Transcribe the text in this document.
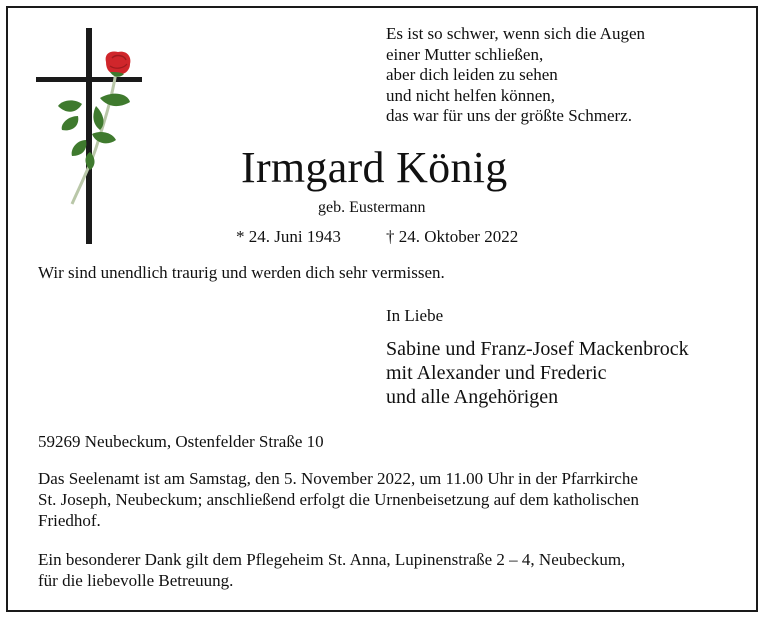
Es ist so schwer, wenn sich die Augen
einer Mutter schließen,
aber dich leiden zu sehen
und nicht helfen können,
das war für uns der größte Schmerz.
Irmgard König
geb. Eustermann
* 24. Juni 1943	† 24. Oktober 2022
Wir sind unendlich traurig und werden dich sehr vermissen.
In Liebe
Sabine und Franz-Josef Mackenbrock
mit Alexander und Frederic
und alle Angehörigen
59269 Neubeckum, Ostenfelder Straße 10
Das Seelenamt ist am Samstag, den 5. November 2022, um 11.00 Uhr in der Pfarrkirche
St. Joseph, Neubeckum; anschließend erfolgt die Urnenbeisetzung auf dem katholischen
Friedhof.
Ein besonderer Dank gilt dem Pflegeheim St. Anna, Lupinenstraße 2 – 4, Neubeckum,
für die liebevolle Betreuung.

#### GIVEN PROBLEM:
Set down the material exactly, every line of it, except for the pictures.

#### REPLY:
Transcribe the text in this document.
Es ist so schwer, wenn sich die Augen
einer Mutter schließen,
aber dich leiden zu sehen
und nicht helfen können,
das war für uns der größte Schmerz.
Irmgard König
geb. Eustermann
* 24. Juni 1943	† 24. Oktober 2022
Wir sind unendlich traurig und werden dich sehr vermissen.
In Liebe
Sabine und Franz-Josef Mackenbrock
mit Alexander und Frederic
und alle Angehörigen
59269 Neubeckum, Ostenfelder Straße 10
Das Seelenamt ist am Samstag, den 5. November 2022, um 11.00 Uhr in der Pfarrkirche
St. Joseph, Neubeckum; anschließend erfolgt die Urnenbeisetzung auf dem katholischen
Friedhof.
Ein besonderer Dank gilt dem Pflegeheim St. Anna, Lupinenstraße 2 – 4, Neubeckum,
für die liebevolle Betreuung.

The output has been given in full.